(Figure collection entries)
★ ★ ★ ★

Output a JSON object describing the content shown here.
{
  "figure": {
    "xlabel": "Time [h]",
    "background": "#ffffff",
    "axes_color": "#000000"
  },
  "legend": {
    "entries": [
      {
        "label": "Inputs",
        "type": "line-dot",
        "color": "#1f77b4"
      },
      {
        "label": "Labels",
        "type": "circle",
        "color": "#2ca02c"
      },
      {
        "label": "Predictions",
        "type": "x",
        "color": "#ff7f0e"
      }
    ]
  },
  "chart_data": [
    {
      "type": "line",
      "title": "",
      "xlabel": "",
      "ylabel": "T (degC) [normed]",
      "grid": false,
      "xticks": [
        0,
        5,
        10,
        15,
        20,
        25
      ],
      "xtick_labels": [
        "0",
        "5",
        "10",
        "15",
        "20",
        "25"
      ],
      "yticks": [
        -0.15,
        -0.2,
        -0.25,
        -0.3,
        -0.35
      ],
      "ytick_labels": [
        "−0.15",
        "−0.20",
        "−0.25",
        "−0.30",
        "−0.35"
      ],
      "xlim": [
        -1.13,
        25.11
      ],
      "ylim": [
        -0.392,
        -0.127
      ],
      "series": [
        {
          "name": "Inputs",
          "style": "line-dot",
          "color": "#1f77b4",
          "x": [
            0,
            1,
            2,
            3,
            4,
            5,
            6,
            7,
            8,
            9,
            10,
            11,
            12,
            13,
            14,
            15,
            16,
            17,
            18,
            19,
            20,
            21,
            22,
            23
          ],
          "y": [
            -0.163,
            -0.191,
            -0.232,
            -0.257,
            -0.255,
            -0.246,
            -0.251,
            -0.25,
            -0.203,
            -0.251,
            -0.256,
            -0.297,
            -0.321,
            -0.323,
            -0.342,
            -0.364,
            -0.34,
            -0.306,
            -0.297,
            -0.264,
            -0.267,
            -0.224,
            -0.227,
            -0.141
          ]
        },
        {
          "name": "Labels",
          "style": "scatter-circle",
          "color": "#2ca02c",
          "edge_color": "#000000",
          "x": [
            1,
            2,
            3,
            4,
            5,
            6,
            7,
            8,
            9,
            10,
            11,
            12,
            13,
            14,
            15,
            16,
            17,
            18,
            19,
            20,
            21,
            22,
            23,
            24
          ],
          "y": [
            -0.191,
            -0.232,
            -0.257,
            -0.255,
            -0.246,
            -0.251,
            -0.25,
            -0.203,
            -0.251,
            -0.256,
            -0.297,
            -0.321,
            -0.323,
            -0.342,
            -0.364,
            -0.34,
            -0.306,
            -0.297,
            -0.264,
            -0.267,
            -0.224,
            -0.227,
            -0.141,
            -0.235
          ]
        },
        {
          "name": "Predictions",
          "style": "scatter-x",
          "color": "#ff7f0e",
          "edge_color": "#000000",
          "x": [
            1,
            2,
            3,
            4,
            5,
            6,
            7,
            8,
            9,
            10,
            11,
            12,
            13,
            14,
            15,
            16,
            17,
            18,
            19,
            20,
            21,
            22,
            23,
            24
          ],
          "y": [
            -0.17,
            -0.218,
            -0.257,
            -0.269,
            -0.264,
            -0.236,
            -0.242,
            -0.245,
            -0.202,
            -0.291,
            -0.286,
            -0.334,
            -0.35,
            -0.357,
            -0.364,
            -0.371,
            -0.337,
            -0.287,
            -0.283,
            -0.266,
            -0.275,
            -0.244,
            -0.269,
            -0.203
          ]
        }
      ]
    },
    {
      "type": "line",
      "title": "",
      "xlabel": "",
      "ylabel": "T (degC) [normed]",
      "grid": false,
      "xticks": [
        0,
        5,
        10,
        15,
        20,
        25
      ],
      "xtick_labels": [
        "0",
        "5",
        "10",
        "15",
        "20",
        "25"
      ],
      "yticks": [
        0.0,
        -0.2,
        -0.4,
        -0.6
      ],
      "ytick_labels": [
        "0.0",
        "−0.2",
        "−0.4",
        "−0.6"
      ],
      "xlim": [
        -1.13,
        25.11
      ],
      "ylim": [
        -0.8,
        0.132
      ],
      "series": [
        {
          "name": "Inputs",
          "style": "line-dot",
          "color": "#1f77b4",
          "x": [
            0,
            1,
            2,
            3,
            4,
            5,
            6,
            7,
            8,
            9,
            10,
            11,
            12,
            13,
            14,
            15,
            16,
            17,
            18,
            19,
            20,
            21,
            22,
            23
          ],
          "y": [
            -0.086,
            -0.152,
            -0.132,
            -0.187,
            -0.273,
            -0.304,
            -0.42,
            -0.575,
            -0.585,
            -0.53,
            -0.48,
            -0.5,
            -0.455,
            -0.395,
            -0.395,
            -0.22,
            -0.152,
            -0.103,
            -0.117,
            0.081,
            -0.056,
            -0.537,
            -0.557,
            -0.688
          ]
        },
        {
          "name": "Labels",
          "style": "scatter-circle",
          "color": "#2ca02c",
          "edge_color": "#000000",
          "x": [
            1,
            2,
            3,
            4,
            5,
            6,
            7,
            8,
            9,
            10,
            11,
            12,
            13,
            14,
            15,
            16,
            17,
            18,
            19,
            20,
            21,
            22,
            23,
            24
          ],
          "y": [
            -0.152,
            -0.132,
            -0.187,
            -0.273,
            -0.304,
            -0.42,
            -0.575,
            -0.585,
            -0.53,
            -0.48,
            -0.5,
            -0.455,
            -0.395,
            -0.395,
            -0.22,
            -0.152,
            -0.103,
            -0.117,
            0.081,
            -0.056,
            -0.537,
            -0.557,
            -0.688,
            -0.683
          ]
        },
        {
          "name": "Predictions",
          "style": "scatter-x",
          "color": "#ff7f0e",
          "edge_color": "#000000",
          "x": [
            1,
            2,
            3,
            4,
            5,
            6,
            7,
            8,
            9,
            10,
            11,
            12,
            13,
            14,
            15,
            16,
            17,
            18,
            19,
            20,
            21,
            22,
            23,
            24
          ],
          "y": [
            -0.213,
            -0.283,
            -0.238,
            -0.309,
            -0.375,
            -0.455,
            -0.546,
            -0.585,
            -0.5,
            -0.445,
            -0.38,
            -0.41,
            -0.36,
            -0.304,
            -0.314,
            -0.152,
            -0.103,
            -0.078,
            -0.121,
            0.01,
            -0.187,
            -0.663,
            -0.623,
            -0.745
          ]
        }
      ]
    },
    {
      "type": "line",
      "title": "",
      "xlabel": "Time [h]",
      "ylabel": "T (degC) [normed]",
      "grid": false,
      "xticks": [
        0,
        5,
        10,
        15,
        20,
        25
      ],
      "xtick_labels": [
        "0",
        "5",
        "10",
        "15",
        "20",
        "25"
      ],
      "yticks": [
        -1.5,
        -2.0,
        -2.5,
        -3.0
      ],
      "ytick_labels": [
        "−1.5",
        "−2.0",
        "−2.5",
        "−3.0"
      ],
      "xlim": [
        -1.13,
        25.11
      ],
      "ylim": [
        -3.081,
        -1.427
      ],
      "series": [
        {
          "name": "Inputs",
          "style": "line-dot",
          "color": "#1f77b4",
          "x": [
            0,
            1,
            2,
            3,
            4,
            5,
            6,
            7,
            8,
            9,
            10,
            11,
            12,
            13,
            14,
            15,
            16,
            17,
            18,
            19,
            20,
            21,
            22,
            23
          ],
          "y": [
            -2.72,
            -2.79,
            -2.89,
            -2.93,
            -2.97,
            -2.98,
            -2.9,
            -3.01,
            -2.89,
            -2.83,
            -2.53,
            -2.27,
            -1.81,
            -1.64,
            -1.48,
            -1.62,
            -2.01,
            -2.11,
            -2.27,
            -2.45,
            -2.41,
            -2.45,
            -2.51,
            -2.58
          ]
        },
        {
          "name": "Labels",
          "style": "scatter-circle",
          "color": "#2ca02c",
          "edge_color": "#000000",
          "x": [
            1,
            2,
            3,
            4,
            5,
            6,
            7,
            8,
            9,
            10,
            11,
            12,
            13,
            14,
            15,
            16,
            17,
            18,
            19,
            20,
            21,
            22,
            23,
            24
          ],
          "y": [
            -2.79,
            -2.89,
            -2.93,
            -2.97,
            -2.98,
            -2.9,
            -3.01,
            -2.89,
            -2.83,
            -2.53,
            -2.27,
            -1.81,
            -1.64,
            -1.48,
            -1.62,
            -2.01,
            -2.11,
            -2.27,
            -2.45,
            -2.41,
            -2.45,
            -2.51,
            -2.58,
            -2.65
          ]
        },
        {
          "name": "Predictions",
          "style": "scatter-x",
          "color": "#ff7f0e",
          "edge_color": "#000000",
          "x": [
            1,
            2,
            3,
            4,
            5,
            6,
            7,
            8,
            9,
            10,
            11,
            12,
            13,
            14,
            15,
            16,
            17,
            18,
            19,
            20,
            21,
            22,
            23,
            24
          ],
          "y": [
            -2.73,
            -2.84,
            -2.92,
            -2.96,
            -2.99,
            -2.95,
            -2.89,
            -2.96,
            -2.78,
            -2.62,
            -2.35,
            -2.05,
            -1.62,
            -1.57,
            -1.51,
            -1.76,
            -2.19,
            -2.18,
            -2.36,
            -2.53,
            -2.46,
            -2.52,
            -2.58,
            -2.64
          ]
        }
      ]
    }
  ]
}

★ ★ ★ ★

— The task —
Extract all lines that hold the word "xlabel".

— Exercise result —
    "xlabel": "Time [h]",
      "xlabel": "",
      "xlabel": "",
      "xlabel": "Time [h]",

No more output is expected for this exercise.